_WHAT THE TASK ASKS_
Pull every line with the word "label" out of the entries below.

_DATA TO PROCESS_
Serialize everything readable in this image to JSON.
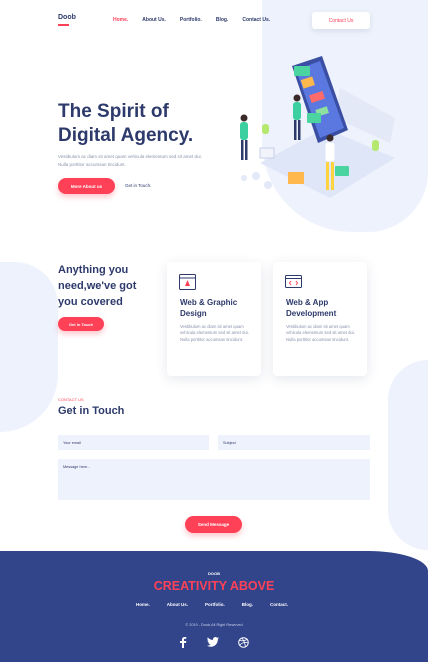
{
  "nav": {
    "logo": "Doob",
    "links": [
      {
        "label": "Home.",
        "active": true
      },
      {
        "label": "About Us.",
        "active": false
      },
      {
        "label": "Portfolio.",
        "active": false
      },
      {
        "label": "Blog.",
        "active": false
      },
      {
        "label": "Contact Us.",
        "active": false
      }
    ],
    "contact_button": "Contact Us"
  },
  "hero": {
    "title_line1": "The Spirit of",
    "title_line2": "Digital Agency.",
    "text": "Vestibulum ac diam sit amet quam vehicula elementum sed sit amet dui. Nulla porttitor accumsan tincidunt.",
    "primary_button": "More About us",
    "secondary_link": "Get in Touch."
  },
  "services": {
    "title": "Anything you need,we've got you covered",
    "button": "Get in Touch",
    "cards": [
      {
        "icon": "browser-design-icon",
        "title": "Web & Graphic Design",
        "text": "Vestibulum ac diam sit amet quam vehicula elementum sed sit amet dui. Nulla porttitor accumsan tincidunt."
      },
      {
        "icon": "code-window-icon",
        "title": "Web & App Development",
        "text": "Vestibulum ac diam sit amet quam vehicula elementum sed sit amet dui. Nulla porttitor accumsan tincidunt."
      }
    ]
  },
  "contact": {
    "label": "CONTACT US",
    "title": "Get in Touch",
    "email_placeholder": "Your email",
    "subject_placeholder": "Subject",
    "message_placeholder": "Message here...",
    "send_button": "Send Message"
  },
  "footer": {
    "brand": "DOOB",
    "slogan": "CREATIVITY ABOVE",
    "links": [
      "Home.",
      "About Us.",
      "Portfolio.",
      "Blog.",
      "Contact."
    ],
    "copyright": "© 2019 - Doob,All Right Reserved",
    "social": [
      "facebook-icon",
      "twitter-icon",
      "dribbble-icon"
    ]
  },
  "colors": {
    "accent": "#ff4158",
    "primary": "#2d3a6b",
    "footer_bg": "#32458a",
    "light_bg": "#eef2fc"
  }
}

_RESPONSE_
        "label": "Home.",
        "label": "About Us.",
        "label": "Portfolio.",
        "label": "Blog.",
        "label": "Contact Us.",
    "label": "CONTACT US",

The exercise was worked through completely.